### What you need to do
Work out the number of lines containing "text". Give that number alone.

### Extracted records
· · · · · · ·
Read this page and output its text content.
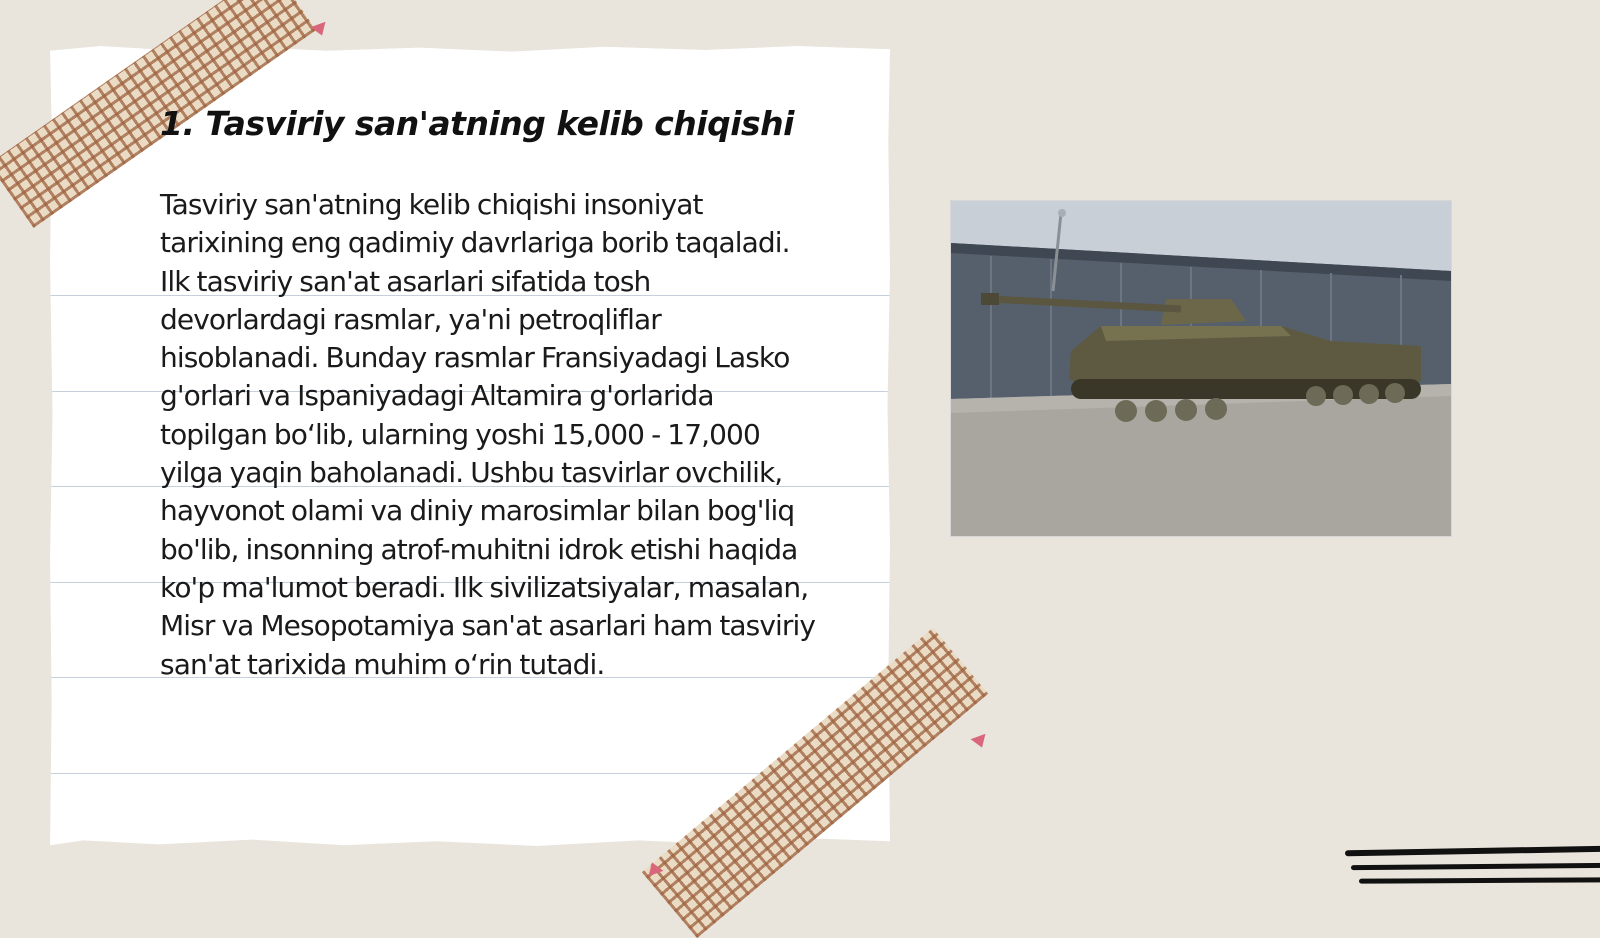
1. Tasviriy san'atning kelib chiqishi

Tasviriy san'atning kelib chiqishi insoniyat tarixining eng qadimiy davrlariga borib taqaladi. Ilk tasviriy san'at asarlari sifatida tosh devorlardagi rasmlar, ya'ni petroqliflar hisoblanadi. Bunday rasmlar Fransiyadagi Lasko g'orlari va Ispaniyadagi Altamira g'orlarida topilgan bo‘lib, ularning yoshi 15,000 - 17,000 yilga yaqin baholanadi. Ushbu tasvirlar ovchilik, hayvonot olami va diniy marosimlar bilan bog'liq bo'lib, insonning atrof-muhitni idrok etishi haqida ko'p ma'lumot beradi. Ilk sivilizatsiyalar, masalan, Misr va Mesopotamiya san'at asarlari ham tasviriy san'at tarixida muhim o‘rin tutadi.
· · · · · · ·
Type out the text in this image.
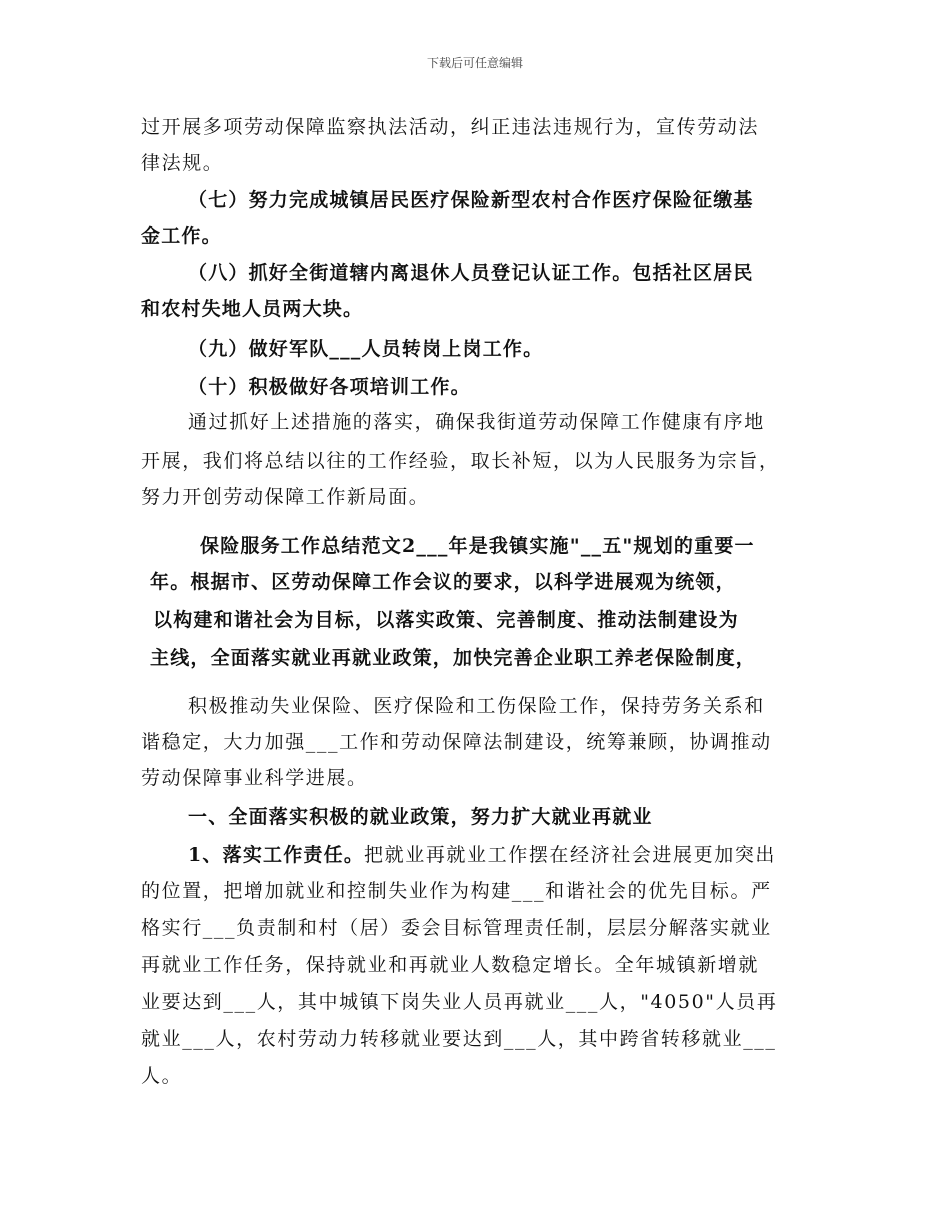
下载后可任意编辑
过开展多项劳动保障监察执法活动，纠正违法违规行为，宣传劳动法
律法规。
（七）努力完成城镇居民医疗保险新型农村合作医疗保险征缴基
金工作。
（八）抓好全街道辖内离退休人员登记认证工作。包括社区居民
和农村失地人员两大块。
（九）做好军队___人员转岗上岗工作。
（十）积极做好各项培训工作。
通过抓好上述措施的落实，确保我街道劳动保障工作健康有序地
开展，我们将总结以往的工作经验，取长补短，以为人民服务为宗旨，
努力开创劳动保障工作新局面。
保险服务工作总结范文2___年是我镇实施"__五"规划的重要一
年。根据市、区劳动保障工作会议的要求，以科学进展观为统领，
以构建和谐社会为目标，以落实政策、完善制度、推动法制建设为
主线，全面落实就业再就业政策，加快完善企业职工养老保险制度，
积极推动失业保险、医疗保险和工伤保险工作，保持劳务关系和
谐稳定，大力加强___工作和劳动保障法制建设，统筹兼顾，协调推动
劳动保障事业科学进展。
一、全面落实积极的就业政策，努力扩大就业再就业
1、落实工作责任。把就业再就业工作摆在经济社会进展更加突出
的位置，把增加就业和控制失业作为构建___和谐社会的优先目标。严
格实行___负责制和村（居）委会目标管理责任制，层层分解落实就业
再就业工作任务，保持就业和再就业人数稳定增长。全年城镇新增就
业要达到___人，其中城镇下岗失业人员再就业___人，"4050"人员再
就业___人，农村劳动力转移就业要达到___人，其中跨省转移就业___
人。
· · · · · · ·
### Expected answer
2